## [PROBLEM TO WORK ON]
Find each line holding "this" and copy it out.

## [EXTRACTED MATERIAL]
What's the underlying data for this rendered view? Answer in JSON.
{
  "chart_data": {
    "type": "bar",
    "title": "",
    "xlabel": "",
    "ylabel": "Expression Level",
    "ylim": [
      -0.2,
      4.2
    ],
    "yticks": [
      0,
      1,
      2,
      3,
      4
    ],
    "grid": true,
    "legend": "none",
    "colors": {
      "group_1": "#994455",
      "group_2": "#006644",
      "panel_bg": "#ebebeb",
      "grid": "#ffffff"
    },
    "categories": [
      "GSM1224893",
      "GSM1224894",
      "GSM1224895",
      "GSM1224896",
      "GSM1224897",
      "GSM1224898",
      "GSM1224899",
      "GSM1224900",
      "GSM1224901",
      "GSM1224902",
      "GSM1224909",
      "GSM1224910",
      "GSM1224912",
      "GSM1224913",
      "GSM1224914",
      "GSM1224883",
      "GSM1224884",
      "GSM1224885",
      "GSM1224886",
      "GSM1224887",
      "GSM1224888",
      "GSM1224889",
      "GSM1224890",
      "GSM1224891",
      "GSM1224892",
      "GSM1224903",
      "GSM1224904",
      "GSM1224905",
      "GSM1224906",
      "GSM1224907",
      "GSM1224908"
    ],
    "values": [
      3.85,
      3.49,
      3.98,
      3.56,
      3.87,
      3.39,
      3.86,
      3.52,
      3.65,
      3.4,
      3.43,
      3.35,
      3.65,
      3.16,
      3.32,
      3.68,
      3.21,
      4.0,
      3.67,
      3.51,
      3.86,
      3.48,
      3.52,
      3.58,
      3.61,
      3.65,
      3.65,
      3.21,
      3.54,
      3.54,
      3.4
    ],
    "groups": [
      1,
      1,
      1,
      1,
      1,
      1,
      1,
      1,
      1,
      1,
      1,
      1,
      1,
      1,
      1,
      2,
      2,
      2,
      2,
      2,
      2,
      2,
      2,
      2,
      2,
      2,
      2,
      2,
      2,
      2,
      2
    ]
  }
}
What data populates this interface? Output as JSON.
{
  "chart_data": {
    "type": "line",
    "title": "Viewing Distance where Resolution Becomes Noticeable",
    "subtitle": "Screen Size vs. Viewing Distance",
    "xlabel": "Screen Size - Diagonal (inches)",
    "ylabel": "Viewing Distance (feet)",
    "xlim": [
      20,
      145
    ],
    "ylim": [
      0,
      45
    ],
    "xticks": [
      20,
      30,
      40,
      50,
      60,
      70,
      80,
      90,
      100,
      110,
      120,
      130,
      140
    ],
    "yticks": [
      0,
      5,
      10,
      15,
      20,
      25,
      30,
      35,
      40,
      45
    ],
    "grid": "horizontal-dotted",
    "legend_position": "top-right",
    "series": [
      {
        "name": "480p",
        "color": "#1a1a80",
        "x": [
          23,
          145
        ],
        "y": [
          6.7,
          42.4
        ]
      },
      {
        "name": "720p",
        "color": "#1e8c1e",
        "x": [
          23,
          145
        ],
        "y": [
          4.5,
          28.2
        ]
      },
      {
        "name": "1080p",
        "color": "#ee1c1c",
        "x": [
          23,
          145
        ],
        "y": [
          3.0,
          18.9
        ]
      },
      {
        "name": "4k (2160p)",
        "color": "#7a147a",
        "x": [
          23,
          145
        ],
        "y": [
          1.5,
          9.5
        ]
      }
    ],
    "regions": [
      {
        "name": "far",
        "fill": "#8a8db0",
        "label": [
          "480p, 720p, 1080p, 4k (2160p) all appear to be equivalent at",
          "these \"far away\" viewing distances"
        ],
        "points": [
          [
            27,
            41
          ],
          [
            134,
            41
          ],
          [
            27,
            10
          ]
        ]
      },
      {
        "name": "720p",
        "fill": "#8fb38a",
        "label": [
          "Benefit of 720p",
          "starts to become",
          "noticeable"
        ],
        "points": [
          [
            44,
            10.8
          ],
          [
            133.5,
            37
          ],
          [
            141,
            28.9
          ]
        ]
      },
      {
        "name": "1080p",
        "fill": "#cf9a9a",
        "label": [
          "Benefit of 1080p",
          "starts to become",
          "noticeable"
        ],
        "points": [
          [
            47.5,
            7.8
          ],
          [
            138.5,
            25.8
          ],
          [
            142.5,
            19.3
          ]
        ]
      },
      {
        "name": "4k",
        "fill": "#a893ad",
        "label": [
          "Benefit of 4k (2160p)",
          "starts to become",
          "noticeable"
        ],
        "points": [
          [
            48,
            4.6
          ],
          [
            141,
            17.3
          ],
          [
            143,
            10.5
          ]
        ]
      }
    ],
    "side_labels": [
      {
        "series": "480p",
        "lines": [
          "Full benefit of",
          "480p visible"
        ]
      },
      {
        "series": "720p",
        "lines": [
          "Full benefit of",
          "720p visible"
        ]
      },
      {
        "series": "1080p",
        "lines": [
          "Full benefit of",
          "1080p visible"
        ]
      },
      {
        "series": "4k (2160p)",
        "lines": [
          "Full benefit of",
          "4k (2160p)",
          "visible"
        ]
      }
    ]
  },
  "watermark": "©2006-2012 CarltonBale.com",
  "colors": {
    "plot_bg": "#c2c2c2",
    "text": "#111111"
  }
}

## [COMPLETE RESPONSE]
What's the underlying data for this rendered view? Answer in JSON.
What data populates this interface? Output as JSON.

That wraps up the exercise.